— start TEXT EXCERPT —
And in terms of the energy surplus (or deficit) represented, these are huge changes being represented. Takes a lot of energy to heat (or cool) the world.


> Intuitively, it seems like the reporting weather stations would not be uniformly distributed geographically, but would rather show a higher concentration near urban areas

Why would this be intuitive at all?

First, if you play the animation and look at the dots on the map and have a basic understanding of how the US population is distributed, I just can't see how you would draw your conclusion. The dots are pretty evenly distributed geographically.

But even without the visualization, why would you assume there were more reporting stations in urban areas? Why would people be inclined to waste time and money supporting a new reporting station if there is already one close by?

Finally, the "urban heat islands are skewing the data and climate change is not real" argument has been debunked so thoroughly that it is hard to believe anyone who brings it up brings it up in good faith. Especially when it is phrased as an "innocuous question" which could have been answered with 30 seconds and your favorite search engine.
— end TEXT EXCERPT —
— start ENTRIES SHOWN —
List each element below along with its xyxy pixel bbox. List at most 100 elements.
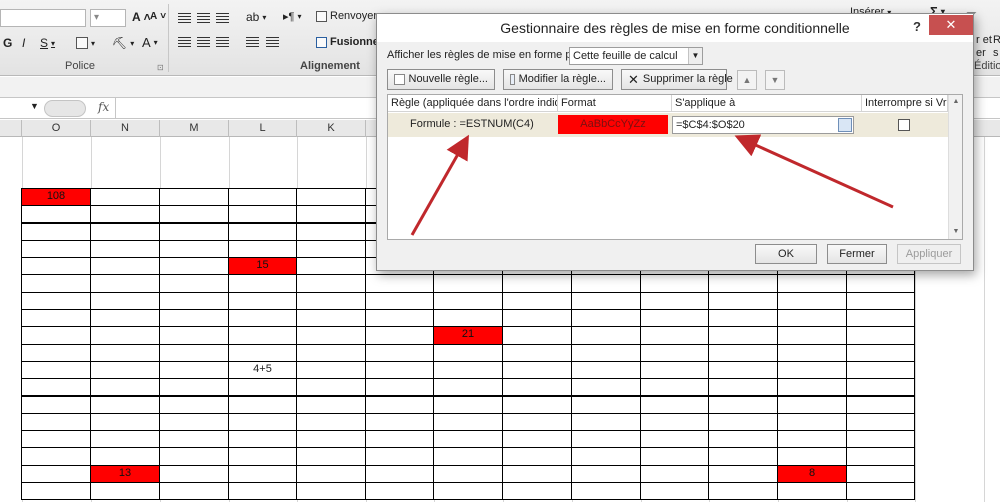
- new-rule-button[interactable]: Nouvelle règle...: [387, 69, 495, 90]
- table-cell[interactable]: [159, 430, 229, 449]
- table-cell[interactable]: [296, 291, 366, 310]
- table-cell[interactable]: 8: [777, 464, 847, 483]
- table-cell[interactable]: 108: [21, 187, 91, 207]
- column-header-n[interactable]: N: [91, 120, 160, 137]
- table-cell[interactable]: [846, 274, 915, 293]
- rules-scrollbar[interactable]: ▲ ▼: [948, 95, 962, 239]
- table-cell[interactable]: [296, 239, 366, 259]
- paragraph-button[interactable]: ▸¶ ▾: [283, 10, 301, 23]
- table-cell[interactable]: [90, 482, 160, 501]
- table-cell[interactable]: [777, 430, 847, 449]
- table-cell[interactable]: [571, 291, 641, 310]
- table-cell[interactable]: [708, 378, 778, 397]
- table-cell[interactable]: [502, 430, 572, 449]
- font-dialog-launcher-icon[interactable]: ⊡: [157, 63, 164, 72]
- table-cell[interactable]: 13: [90, 464, 160, 483]
- rules-table[interactable]: Règle (appliquée dans l'ordre indiqué) F…: [387, 94, 963, 240]
- table-cell[interactable]: [21, 360, 91, 380]
- table-cell[interactable]: [296, 395, 366, 414]
- table-cell[interactable]: 15: [228, 257, 297, 276]
- table-cell[interactable]: [777, 447, 847, 466]
- table-cell[interactable]: [640, 291, 709, 310]
- show-rules-select[interactable]: Cette feuille de calcul ▼: [569, 47, 703, 65]
- table-cell[interactable]: [21, 343, 91, 362]
- table-cell[interactable]: [708, 464, 778, 483]
- table-cell[interactable]: [90, 343, 160, 362]
- table-cell[interactable]: [159, 360, 229, 380]
- table-cell[interactable]: [159, 412, 229, 432]
- table-cell[interactable]: [365, 395, 434, 414]
- table-cell[interactable]: [228, 378, 297, 397]
- table-cell[interactable]: [777, 274, 847, 293]
- table-cell[interactable]: [159, 291, 229, 310]
- align-top-button[interactable]: [178, 13, 191, 23]
- delete-rule-button[interactable]: ✕ Supprimer la règle: [621, 69, 733, 90]
- table-cell[interactable]: [365, 412, 434, 432]
- table-cell[interactable]: [433, 412, 503, 432]
- table-cell[interactable]: [21, 378, 91, 397]
- wrap-text-button[interactable]: Renvoyer: [316, 10, 377, 22]
- table-cell[interactable]: [433, 482, 503, 501]
- table-cell[interactable]: [777, 378, 847, 397]
- borders-button[interactable]: ▾: [76, 37, 95, 49]
- table-cell[interactable]: [296, 343, 366, 362]
- table-cell[interactable]: [159, 205, 229, 224]
- table-cell[interactable]: [296, 447, 366, 466]
- table-cell[interactable]: [296, 205, 366, 224]
- table-cell[interactable]: [21, 395, 91, 414]
- table-cell[interactable]: [365, 464, 434, 483]
- table-cell[interactable]: [90, 447, 160, 466]
- table-cell[interactable]: [640, 447, 709, 466]
- close-button[interactable]: Fermer: [827, 244, 887, 264]
- table-cell[interactable]: [21, 291, 91, 310]
- table-cell[interactable]: [846, 309, 915, 328]
- table-cell[interactable]: [433, 291, 503, 310]
- table-cell[interactable]: [502, 274, 572, 293]
- align-bottom-button[interactable]: [216, 13, 229, 23]
- table-cell[interactable]: [296, 274, 366, 293]
- table-cell[interactable]: [433, 378, 503, 397]
- table-cell[interactable]: [640, 343, 709, 362]
- table-cell[interactable]: [90, 205, 160, 224]
- table-cell[interactable]: [571, 482, 641, 501]
- column-header-l[interactable]: L: [229, 120, 297, 137]
- table-cell[interactable]: [777, 343, 847, 362]
- table-cell[interactable]: [846, 464, 915, 483]
- table-cell[interactable]: [571, 464, 641, 483]
- table-cell[interactable]: [228, 239, 297, 259]
- range-picker-icon[interactable]: [838, 118, 852, 132]
- table-cell[interactable]: [228, 205, 297, 224]
- table-cell[interactable]: [571, 343, 641, 362]
- table-cell[interactable]: [365, 343, 434, 362]
- table-cell[interactable]: [846, 360, 915, 380]
- table-cell[interactable]: [90, 326, 160, 345]
- table-cell[interactable]: [296, 482, 366, 501]
- table-cell[interactable]: [365, 291, 434, 310]
- align-right-button[interactable]: [216, 37, 229, 47]
- table-cell[interactable]: [571, 395, 641, 414]
- table-cell[interactable]: [21, 222, 91, 241]
- table-cell[interactable]: [571, 447, 641, 466]
- merge-button[interactable]: Fusionner: [316, 36, 383, 48]
- table-cell[interactable]: [708, 430, 778, 449]
- table-cell[interactable]: [21, 430, 91, 449]
- underline-button[interactable]: S ▾: [40, 36, 55, 50]
- table-cell[interactable]: [433, 274, 503, 293]
- table-cell[interactable]: [571, 412, 641, 432]
- table-cell[interactable]: [21, 257, 91, 276]
- table-cell[interactable]: [21, 464, 91, 483]
- table-cell[interactable]: [640, 412, 709, 432]
- corner-cell[interactable]: [0, 120, 22, 137]
- fill-color-button[interactable]: ⛏ ▾: [112, 36, 134, 50]
- table-cell[interactable]: [159, 378, 229, 397]
- table-cell[interactable]: [365, 360, 434, 380]
- table-cell[interactable]: [365, 309, 434, 328]
- bold-button[interactable]: G: [3, 36, 12, 50]
- apply-button[interactable]: Appliquer: [897, 244, 961, 264]
- table-cell[interactable]: [159, 274, 229, 293]
- table-cell[interactable]: [846, 482, 915, 501]
- font-size-combo[interactable]: ▾: [90, 9, 126, 27]
- scroll-up-icon[interactable]: ▲: [949, 95, 963, 109]
- table-cell[interactable]: [21, 326, 91, 345]
- table-cell[interactable]: [846, 395, 915, 414]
— end ENTRIES SHOWN —
__TASK DETAILS__: Copy out each sentence in the forum reply about weather station placement that ends with a question mark.

__SOLVED EXERCISE__:
- Why would this be intuitive at all?
- But even without the visualization, why would you assume there were more reporting stations in urban areas?
- Why would people be inclined to waste time and money supporting a new reporting station if there is already one close by?